[Dataset items]

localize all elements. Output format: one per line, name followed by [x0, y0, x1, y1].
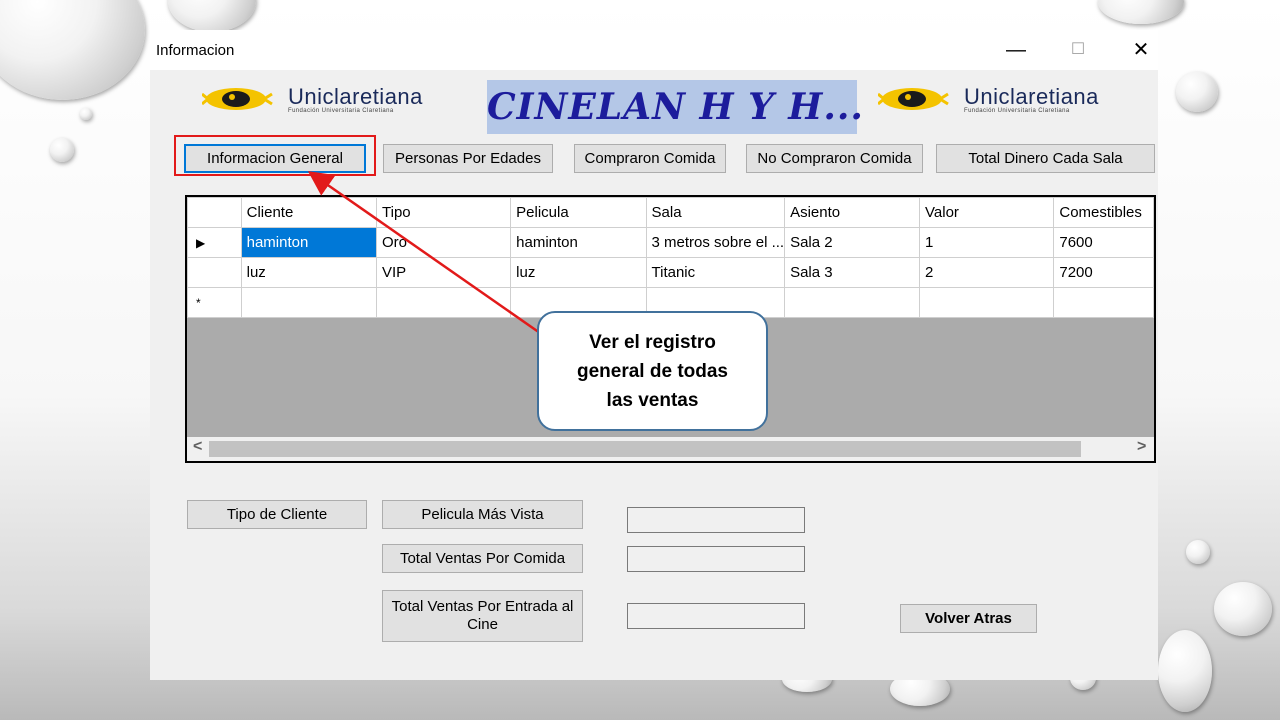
table-row[interactable]: ▶ haminton Oro haminton 3 metros sobre e…: [187, 227, 1154, 258]
column-header-tipo[interactable]: Tipo: [375, 197, 512, 228]
callout-line: las ventas: [606, 389, 699, 411]
scrollbar-thumb[interactable]: [209, 441, 1081, 457]
column-header-asiento[interactable]: Asiento: [784, 197, 921, 228]
callout-text: Ver el registro general de todas las ven…: [577, 328, 728, 415]
personas-por-edades-button[interactable]: Personas Por Edades: [383, 144, 553, 173]
total-ventas-entrada-button[interactable]: Total Ventas Por Entrada al Cine: [382, 590, 583, 642]
cinema-title-banner: CINELAN H Y H...: [487, 80, 863, 134]
logo-sub-text: Fundación Universitaria Claretiana: [288, 108, 394, 114]
column-header-pelicula[interactable]: Pelicula: [510, 197, 647, 228]
no-compraron-comida-button[interactable]: No Compraron Comida: [746, 144, 923, 173]
sales-table: Cliente Tipo Pelicula Sala Asiento Valor…: [187, 197, 1154, 318]
scroll-left-arrow-icon[interactable]: <: [193, 438, 202, 456]
scroll-right-arrow-icon[interactable]: >: [1137, 438, 1146, 456]
water-droplet: [1098, 0, 1184, 24]
column-header-valor[interactable]: Valor: [919, 197, 1055, 228]
logo-brand-text: Uniclaretiana: [288, 84, 423, 109]
logo-sub-text: Fundación Universitaria Claretiana: [964, 108, 1070, 114]
tipo-de-cliente-button[interactable]: Tipo de Cliente: [187, 500, 367, 529]
table-cell[interactable]: Titanic: [645, 257, 786, 288]
pelicula-mas-vista-button[interactable]: Pelicula Más Vista: [382, 500, 583, 529]
title-bar: Informacion — ☐ ✕: [150, 30, 1158, 70]
table-cell[interactable]: [240, 287, 378, 318]
row-header-corner: [187, 197, 242, 228]
current-row-marker[interactable]: ▶: [187, 227, 242, 258]
table-cell[interactable]: 3 metros sobre el ...: [645, 227, 786, 258]
uniclaretiana-logo-right: Uniclaretiana Fundación Universitaria Cl…: [878, 78, 1150, 122]
water-droplet: [50, 138, 74, 162]
total-ventas-comida-output[interactable]: [627, 546, 805, 572]
water-droplet: [168, 0, 256, 32]
compraron-comida-button[interactable]: Compraron Comida: [574, 144, 726, 173]
water-droplet: [1186, 540, 1210, 564]
column-header-comestibles[interactable]: Comestibles: [1053, 197, 1154, 228]
table-cell[interactable]: luz: [240, 257, 378, 288]
table-cell[interactable]: luz: [510, 257, 647, 288]
table-cell[interactable]: VIP: [375, 257, 512, 288]
water-droplet: [1214, 582, 1272, 636]
maximize-button[interactable]: ☐: [1058, 36, 1098, 64]
new-row-marker[interactable]: *: [187, 287, 242, 318]
row-header[interactable]: [187, 257, 242, 288]
uniclaretiana-logo-left: Uniclaretiana Fundación Universitaria Cl…: [202, 78, 472, 122]
table-header-row: Cliente Tipo Pelicula Sala Asiento Valor…: [187, 197, 1154, 228]
minimize-button[interactable]: —: [996, 36, 1036, 64]
table-cell[interactable]: Sala 2: [784, 227, 921, 258]
water-droplet: [1176, 72, 1218, 112]
water-droplet: [0, 0, 145, 100]
table-cell[interactable]: [375, 287, 512, 318]
pelicula-mas-vista-output[interactable]: [627, 507, 805, 533]
callout-line: general de todas: [577, 360, 728, 382]
table-cell[interactable]: [919, 287, 1055, 318]
table-cell[interactable]: [784, 287, 921, 318]
table-cell[interactable]: 7200: [1053, 257, 1154, 288]
table-cell[interactable]: 2: [919, 257, 1055, 288]
close-button[interactable]: ✕: [1121, 36, 1161, 64]
callout-bubble: Ver el registro general de todas las ven…: [537, 311, 768, 431]
column-header-sala[interactable]: Sala: [645, 197, 786, 228]
table-cell[interactable]: Oro: [375, 227, 512, 258]
table-cell[interactable]: haminton: [240, 227, 378, 258]
table-cell[interactable]: Sala 3: [784, 257, 921, 288]
callout-line: Ver el registro: [589, 331, 716, 353]
table-cell[interactable]: 1: [919, 227, 1055, 258]
table-cell[interactable]: [1053, 287, 1154, 318]
volver-atras-button[interactable]: Volver Atras: [900, 604, 1037, 633]
table-cell[interactable]: 7600: [1053, 227, 1154, 258]
sun-emblem-icon: [202, 88, 273, 110]
column-header-cliente[interactable]: Cliente: [240, 197, 378, 228]
table-row[interactable]: luz VIP luz Titanic Sala 3 2 7200: [187, 257, 1154, 288]
logo-brand-text: Uniclaretiana: [964, 84, 1099, 109]
total-dinero-cada-sala-button[interactable]: Total Dinero Cada Sala: [936, 144, 1155, 173]
sun-emblem-icon: [878, 88, 949, 110]
table-cell[interactable]: haminton: [510, 227, 647, 258]
water-droplet: [1158, 630, 1212, 712]
total-ventas-comida-button[interactable]: Total Ventas Por Comida: [382, 544, 583, 573]
window-title: Informacion: [156, 42, 235, 59]
water-droplet: [80, 108, 92, 120]
total-ventas-entrada-output[interactable]: [627, 603, 805, 629]
horizontal-scrollbar[interactable]: < >: [187, 437, 1154, 461]
highlight-rectangle: [174, 135, 376, 176]
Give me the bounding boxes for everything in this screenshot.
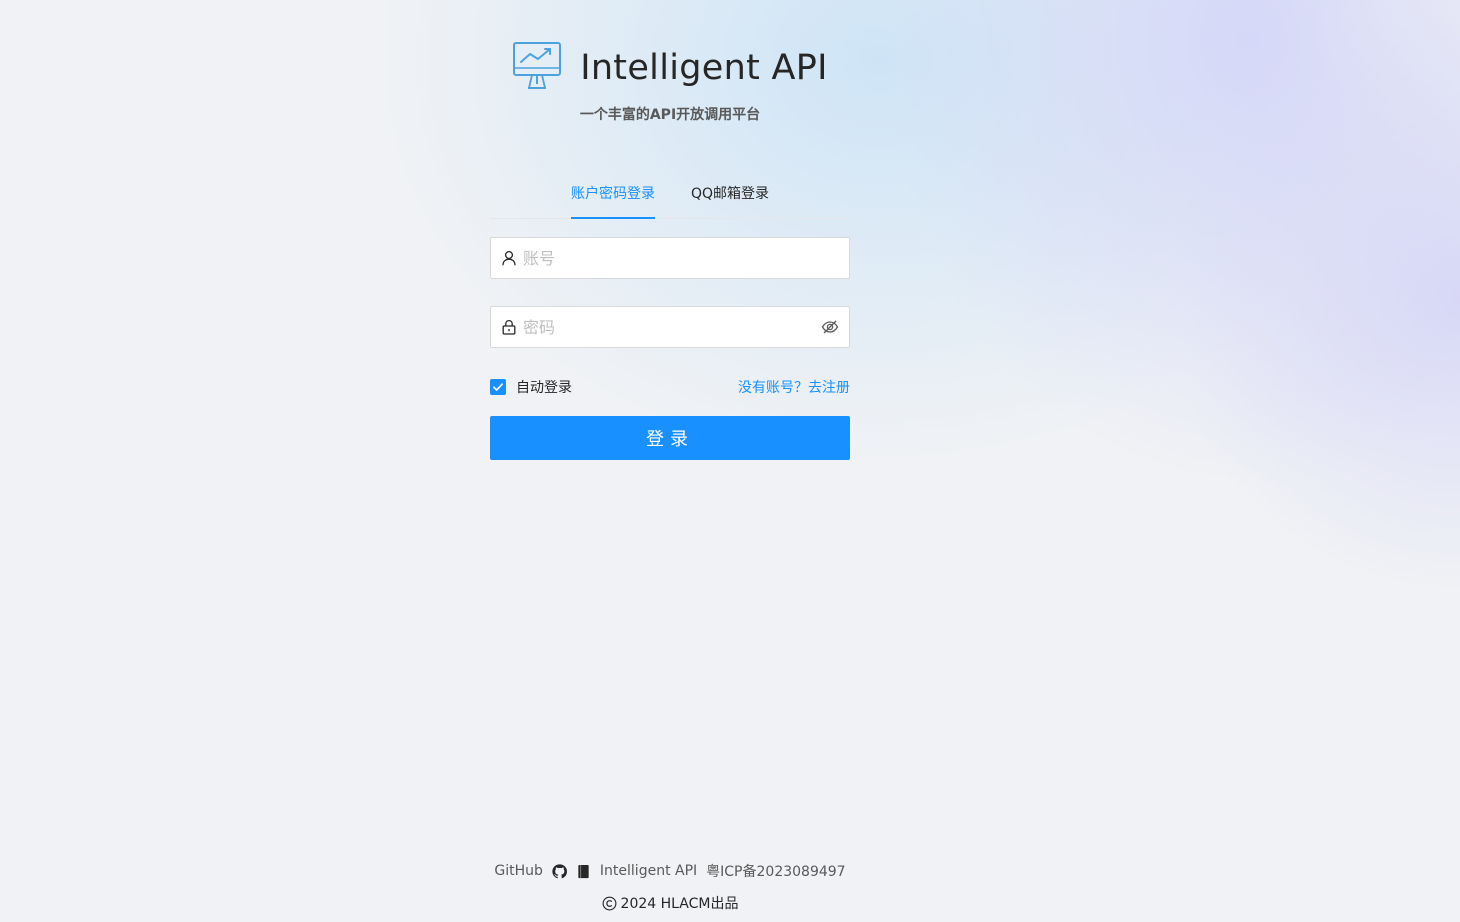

*WHAT THE TASK REQUIRES*.
Rewrite the material with "water-droplet" replaced by "water-drop" wherever it occurs, and change nothing else. Leave the pictures out of your answer.

*WORKED ANSWER*.
localize all elements. Output format: one per line, name followed by [x0, y0, x1, y1].
table-row[interactable]: ▶ haminton Oro haminton 3 metros sobre e…: [187, 227, 1154, 258]
column-header-tipo[interactable]: Tipo: [375, 197, 512, 228]
callout-line: las ventas: [606, 389, 699, 411]
scrollbar-thumb[interactable]: [209, 441, 1081, 457]
column-header-asiento[interactable]: Asiento: [784, 197, 921, 228]
callout-text: Ver el registro general de todas las ven…: [577, 328, 728, 415]
personas-por-edades-button[interactable]: Personas Por Edades: [383, 144, 553, 173]
total-ventas-entrada-button[interactable]: Total Ventas Por Entrada al Cine: [382, 590, 583, 642]
cinema-title-banner: CINELAN H Y H...: [487, 80, 863, 134]
logo-sub-text: Fundación Universitaria Claretiana: [288, 108, 394, 114]
column-header-pelicula[interactable]: Pelicula: [510, 197, 647, 228]
no-compraron-comida-button[interactable]: No Compraron Comida: [746, 144, 923, 173]
sales-table: Cliente Tipo Pelicula Sala Asiento Valor…: [187, 197, 1154, 318]
scroll-left-arrow-icon[interactable]: <: [193, 438, 202, 456]
scroll-right-arrow-icon[interactable]: >: [1137, 438, 1146, 456]
water-drop: [1098, 0, 1184, 24]
column-header-valor[interactable]: Valor: [919, 197, 1055, 228]
logo-brand-text: Uniclaretiana: [288, 84, 423, 109]
logo-sub-text: Fundación Universitaria Claretiana: [964, 108, 1070, 114]
tipo-de-cliente-button[interactable]: Tipo de Cliente: [187, 500, 367, 529]
table-cell[interactable]: Titanic: [645, 257, 786, 288]
pelicula-mas-vista-button[interactable]: Pelicula Más Vista: [382, 500, 583, 529]
title-bar: Informacion — ☐ ✕: [150, 30, 1158, 70]
table-cell[interactable]: [240, 287, 378, 318]
row-header-corner: [187, 197, 242, 228]
current-row-marker[interactable]: ▶: [187, 227, 242, 258]
table-cell[interactable]: 3 metros sobre el ...: [645, 227, 786, 258]
uniclaretiana-logo-right: Uniclaretiana Fundación Universitaria Cl…: [878, 78, 1150, 122]
water-drop: [50, 138, 74, 162]
total-ventas-comida-output[interactable]: [627, 546, 805, 572]
water-drop: [168, 0, 256, 32]
compraron-comida-button[interactable]: Compraron Comida: [574, 144, 726, 173]
water-drop: [1186, 540, 1210, 564]
column-header-comestibles[interactable]: Comestibles: [1053, 197, 1154, 228]
table-cell[interactable]: luz: [240, 257, 378, 288]
table-cell[interactable]: luz: [510, 257, 647, 288]
table-cell[interactable]: VIP: [375, 257, 512, 288]
water-drop: [1214, 582, 1272, 636]
maximize-button[interactable]: ☐: [1058, 36, 1098, 64]
new-row-marker[interactable]: *: [187, 287, 242, 318]
row-header[interactable]: [187, 257, 242, 288]
uniclaretiana-logo-left: Uniclaretiana Fundación Universitaria Cl…: [202, 78, 472, 122]
table-header-row: Cliente Tipo Pelicula Sala Asiento Valor…: [187, 197, 1154, 228]
minimize-button[interactable]: —: [996, 36, 1036, 64]
table-cell[interactable]: Sala 2: [784, 227, 921, 258]
water-drop: [1176, 72, 1218, 112]
water-drop: [0, 0, 145, 100]
table-cell[interactable]: [375, 287, 512, 318]
pelicula-mas-vista-output[interactable]: [627, 507, 805, 533]
callout-line: general de todas: [577, 360, 728, 382]
table-cell[interactable]: [919, 287, 1055, 318]
table-cell[interactable]: [784, 287, 921, 318]
table-cell[interactable]: 7200: [1053, 257, 1154, 288]
table-cell[interactable]: 2: [919, 257, 1055, 288]
close-button[interactable]: ✕: [1121, 36, 1161, 64]
callout-bubble: Ver el registro general de todas las ven…: [537, 311, 768, 431]
column-header-sala[interactable]: Sala: [645, 197, 786, 228]
table-cell[interactable]: Oro: [375, 227, 512, 258]
table-cell[interactable]: haminton: [240, 227, 378, 258]
table-cell[interactable]: Sala 3: [784, 257, 921, 288]
callout-line: Ver el registro: [589, 331, 716, 353]
table-cell[interactable]: 1: [919, 227, 1055, 258]
table-cell[interactable]: [1053, 287, 1154, 318]
volver-atras-button[interactable]: Volver Atras: [900, 604, 1037, 633]
table-cell[interactable]: 7600: [1053, 227, 1154, 258]
sun-emblem-icon: [202, 88, 273, 110]
column-header-cliente[interactable]: Cliente: [240, 197, 378, 228]
table-row[interactable]: luz VIP luz Titanic Sala 3 2 7200: [187, 257, 1154, 288]
logo-brand-text: Uniclaretiana: [964, 84, 1099, 109]
total-dinero-cada-sala-button[interactable]: Total Dinero Cada Sala: [936, 144, 1155, 173]
sun-emblem-icon: [878, 88, 949, 110]
table-cell[interactable]: haminton: [510, 227, 647, 258]
water-drop: [1158, 630, 1212, 712]
total-ventas-comida-button[interactable]: Total Ventas Por Comida: [382, 544, 583, 573]
window-title: Informacion: [156, 42, 235, 59]
water-drop: [80, 108, 92, 120]
total-ventas-entrada-output[interactable]: [627, 603, 805, 629]
horizontal-scrollbar[interactable]: < >: [187, 437, 1154, 461]
highlight-rectangle: [174, 135, 376, 176]
Give me the bounding boxes for everything in this screenshot.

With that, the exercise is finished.